- _SHORT TASK_
Where the data below has the string "Regex", return the whole line.

[Structured figure records]
#####

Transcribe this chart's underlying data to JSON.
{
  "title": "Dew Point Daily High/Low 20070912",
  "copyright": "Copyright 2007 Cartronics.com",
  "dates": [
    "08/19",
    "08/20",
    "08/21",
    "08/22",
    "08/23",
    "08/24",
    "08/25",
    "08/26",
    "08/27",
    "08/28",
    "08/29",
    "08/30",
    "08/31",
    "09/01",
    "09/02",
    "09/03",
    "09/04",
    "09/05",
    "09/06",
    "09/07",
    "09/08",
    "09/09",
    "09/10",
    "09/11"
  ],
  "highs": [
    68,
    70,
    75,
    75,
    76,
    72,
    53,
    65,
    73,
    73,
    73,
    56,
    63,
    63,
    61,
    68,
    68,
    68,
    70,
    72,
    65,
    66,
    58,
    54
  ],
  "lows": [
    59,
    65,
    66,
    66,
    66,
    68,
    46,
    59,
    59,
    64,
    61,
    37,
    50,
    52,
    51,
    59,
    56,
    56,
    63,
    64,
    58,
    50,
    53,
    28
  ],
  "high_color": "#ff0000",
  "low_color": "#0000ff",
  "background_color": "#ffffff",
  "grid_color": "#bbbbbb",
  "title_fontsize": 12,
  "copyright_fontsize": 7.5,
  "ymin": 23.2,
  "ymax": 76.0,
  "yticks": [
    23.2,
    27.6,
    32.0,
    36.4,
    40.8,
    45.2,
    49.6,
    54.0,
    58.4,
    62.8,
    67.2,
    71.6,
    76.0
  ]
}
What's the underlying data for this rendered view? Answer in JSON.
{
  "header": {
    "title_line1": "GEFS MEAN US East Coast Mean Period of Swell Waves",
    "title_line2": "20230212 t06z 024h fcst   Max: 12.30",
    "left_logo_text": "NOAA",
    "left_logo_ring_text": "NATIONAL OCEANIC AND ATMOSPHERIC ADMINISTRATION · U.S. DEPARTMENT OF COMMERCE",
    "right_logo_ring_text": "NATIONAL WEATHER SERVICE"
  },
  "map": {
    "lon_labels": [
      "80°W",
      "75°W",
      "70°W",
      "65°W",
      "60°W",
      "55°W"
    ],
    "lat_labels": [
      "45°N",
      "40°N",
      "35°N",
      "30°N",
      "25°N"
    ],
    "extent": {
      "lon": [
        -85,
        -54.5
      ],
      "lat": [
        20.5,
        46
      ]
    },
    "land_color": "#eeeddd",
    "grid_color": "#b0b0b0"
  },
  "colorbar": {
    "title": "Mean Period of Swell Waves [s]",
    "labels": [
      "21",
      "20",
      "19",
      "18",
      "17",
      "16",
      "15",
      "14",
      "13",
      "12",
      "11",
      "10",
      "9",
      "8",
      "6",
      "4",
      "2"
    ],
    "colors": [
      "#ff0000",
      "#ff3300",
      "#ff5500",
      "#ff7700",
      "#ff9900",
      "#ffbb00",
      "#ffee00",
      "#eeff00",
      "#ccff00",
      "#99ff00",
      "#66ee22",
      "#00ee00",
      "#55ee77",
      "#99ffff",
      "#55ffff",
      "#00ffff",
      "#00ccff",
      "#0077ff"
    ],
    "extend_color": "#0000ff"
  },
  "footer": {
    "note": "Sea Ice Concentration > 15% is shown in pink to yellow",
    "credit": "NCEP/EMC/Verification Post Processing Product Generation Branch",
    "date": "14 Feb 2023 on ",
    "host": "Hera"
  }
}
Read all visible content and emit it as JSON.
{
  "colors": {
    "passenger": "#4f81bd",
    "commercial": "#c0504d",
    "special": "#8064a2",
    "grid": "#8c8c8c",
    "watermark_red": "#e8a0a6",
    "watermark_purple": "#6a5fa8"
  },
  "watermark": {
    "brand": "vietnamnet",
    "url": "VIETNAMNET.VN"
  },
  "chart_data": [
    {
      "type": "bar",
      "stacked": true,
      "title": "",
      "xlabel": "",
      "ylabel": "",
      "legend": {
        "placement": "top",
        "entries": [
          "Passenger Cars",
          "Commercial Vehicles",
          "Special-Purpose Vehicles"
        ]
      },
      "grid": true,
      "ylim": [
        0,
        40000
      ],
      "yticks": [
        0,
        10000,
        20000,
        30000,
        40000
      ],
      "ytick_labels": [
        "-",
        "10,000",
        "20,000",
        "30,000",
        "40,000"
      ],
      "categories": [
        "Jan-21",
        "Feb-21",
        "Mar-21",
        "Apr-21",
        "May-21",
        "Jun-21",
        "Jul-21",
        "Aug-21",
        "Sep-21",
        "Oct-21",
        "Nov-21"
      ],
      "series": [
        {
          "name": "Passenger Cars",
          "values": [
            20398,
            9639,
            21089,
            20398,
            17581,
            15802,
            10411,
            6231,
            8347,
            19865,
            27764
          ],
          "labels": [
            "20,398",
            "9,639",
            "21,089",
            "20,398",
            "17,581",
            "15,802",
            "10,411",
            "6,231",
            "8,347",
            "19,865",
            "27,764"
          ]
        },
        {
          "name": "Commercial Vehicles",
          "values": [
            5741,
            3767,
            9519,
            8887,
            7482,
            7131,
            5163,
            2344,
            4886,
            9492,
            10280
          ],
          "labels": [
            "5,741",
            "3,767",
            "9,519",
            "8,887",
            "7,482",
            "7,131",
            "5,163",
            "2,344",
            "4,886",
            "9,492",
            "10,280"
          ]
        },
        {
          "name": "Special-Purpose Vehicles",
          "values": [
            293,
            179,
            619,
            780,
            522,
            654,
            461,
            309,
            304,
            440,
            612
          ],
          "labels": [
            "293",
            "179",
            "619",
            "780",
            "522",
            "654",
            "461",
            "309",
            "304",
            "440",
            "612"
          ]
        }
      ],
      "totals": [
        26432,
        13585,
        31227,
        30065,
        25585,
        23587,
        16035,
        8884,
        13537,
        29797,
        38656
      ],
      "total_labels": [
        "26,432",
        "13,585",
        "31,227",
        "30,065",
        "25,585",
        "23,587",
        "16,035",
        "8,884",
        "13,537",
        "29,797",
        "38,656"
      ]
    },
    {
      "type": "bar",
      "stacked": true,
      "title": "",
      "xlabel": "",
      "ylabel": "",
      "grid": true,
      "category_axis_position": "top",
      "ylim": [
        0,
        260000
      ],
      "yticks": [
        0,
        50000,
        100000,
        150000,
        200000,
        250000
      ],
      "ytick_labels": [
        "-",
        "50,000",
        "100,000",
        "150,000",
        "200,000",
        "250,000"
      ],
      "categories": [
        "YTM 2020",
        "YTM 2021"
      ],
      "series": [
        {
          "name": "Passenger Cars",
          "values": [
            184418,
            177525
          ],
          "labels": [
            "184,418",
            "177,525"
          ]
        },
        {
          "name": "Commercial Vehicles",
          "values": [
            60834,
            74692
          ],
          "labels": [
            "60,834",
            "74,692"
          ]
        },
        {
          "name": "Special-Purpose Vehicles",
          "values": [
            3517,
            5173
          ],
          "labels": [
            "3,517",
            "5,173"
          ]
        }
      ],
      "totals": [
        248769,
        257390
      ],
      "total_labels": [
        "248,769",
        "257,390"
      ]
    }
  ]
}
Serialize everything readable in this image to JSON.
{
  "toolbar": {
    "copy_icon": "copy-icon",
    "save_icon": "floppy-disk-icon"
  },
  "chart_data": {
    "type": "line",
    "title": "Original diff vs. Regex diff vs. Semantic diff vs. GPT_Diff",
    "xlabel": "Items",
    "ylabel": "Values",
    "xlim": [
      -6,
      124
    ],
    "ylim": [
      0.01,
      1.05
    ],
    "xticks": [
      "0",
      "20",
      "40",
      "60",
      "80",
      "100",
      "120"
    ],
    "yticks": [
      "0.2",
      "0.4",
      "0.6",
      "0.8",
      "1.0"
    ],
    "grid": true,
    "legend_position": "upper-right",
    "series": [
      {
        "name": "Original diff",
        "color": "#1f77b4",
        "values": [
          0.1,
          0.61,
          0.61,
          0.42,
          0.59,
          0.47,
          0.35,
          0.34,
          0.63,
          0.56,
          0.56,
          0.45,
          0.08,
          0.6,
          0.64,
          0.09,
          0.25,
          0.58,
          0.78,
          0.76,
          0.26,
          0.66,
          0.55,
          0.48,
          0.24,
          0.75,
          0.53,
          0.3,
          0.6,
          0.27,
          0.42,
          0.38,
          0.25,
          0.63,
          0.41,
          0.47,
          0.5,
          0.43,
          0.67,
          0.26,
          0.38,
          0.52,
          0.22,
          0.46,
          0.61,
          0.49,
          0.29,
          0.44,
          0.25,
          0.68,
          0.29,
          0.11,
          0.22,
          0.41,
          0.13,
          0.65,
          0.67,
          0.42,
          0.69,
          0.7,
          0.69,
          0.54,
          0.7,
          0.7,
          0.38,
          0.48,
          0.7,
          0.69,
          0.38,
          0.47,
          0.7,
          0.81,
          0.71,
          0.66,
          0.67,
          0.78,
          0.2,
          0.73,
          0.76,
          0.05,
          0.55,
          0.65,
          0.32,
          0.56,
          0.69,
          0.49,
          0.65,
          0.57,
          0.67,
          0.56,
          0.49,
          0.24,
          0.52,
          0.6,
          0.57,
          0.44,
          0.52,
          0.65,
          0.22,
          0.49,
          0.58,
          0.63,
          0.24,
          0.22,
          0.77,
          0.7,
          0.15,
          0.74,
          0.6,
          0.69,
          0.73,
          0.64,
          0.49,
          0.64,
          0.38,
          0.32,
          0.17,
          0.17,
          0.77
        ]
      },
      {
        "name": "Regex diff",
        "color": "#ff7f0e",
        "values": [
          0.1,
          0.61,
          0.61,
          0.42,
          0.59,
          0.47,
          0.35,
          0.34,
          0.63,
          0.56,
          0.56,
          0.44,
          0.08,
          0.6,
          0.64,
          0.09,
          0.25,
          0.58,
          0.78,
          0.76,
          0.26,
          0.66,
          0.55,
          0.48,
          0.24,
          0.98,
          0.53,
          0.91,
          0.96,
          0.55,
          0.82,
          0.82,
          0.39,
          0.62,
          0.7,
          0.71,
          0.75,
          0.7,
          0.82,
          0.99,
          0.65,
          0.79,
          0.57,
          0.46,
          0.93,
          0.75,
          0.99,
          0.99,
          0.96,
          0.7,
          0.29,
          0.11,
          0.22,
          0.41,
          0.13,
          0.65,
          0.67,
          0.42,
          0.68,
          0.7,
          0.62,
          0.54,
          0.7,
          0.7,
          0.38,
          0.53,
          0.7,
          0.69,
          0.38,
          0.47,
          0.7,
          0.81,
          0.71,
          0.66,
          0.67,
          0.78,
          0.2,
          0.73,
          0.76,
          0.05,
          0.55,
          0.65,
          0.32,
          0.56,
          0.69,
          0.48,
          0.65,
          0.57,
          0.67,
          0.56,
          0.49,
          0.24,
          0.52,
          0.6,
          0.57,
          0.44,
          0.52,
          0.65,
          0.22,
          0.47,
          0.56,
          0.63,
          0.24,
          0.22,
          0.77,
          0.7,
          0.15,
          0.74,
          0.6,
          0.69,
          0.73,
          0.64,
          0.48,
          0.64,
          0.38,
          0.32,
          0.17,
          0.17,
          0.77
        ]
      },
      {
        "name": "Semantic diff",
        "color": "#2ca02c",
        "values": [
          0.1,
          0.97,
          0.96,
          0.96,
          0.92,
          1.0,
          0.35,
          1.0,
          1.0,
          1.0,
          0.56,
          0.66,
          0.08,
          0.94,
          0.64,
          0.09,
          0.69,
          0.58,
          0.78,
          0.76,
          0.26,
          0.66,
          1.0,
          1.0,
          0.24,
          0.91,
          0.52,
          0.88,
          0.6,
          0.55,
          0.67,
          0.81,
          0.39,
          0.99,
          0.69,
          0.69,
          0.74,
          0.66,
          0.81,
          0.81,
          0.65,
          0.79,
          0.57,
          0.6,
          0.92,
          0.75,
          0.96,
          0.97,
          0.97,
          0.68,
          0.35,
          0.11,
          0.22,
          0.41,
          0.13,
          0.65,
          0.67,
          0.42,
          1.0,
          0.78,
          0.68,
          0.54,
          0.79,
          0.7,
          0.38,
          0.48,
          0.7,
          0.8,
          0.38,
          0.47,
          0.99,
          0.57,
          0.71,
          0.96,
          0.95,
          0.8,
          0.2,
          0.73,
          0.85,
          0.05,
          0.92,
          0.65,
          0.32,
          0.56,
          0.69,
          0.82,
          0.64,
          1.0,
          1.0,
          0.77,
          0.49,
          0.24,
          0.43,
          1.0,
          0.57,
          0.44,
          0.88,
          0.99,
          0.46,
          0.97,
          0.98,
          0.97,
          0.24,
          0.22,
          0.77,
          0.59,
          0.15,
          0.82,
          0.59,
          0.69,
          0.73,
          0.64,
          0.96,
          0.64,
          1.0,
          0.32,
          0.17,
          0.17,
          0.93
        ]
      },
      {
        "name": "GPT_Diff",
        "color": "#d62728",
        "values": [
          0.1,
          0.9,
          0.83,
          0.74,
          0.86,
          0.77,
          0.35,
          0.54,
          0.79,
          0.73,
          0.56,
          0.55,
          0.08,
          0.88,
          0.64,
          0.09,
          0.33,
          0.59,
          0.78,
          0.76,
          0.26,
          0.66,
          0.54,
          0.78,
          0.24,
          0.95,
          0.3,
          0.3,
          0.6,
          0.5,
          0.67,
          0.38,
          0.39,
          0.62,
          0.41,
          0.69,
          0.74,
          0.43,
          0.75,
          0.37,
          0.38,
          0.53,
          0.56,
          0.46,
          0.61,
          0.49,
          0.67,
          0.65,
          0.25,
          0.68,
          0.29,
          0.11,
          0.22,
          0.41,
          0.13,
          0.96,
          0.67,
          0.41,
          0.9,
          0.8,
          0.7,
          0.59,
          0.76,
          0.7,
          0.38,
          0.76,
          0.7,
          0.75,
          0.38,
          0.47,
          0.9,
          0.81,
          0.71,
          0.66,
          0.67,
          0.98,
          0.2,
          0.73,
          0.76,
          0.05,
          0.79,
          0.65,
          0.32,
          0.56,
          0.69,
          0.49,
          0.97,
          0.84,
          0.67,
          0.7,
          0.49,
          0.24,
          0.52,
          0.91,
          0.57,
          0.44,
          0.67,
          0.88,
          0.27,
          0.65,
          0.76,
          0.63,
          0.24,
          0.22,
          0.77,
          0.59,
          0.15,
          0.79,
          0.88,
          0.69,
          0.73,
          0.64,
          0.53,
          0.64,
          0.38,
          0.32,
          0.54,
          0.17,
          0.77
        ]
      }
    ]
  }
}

#####

- _TASK OUTPUT_
    "title": "Original diff vs. Regex diff vs. Semantic diff vs. GPT_Diff",
        "name": "Regex diff",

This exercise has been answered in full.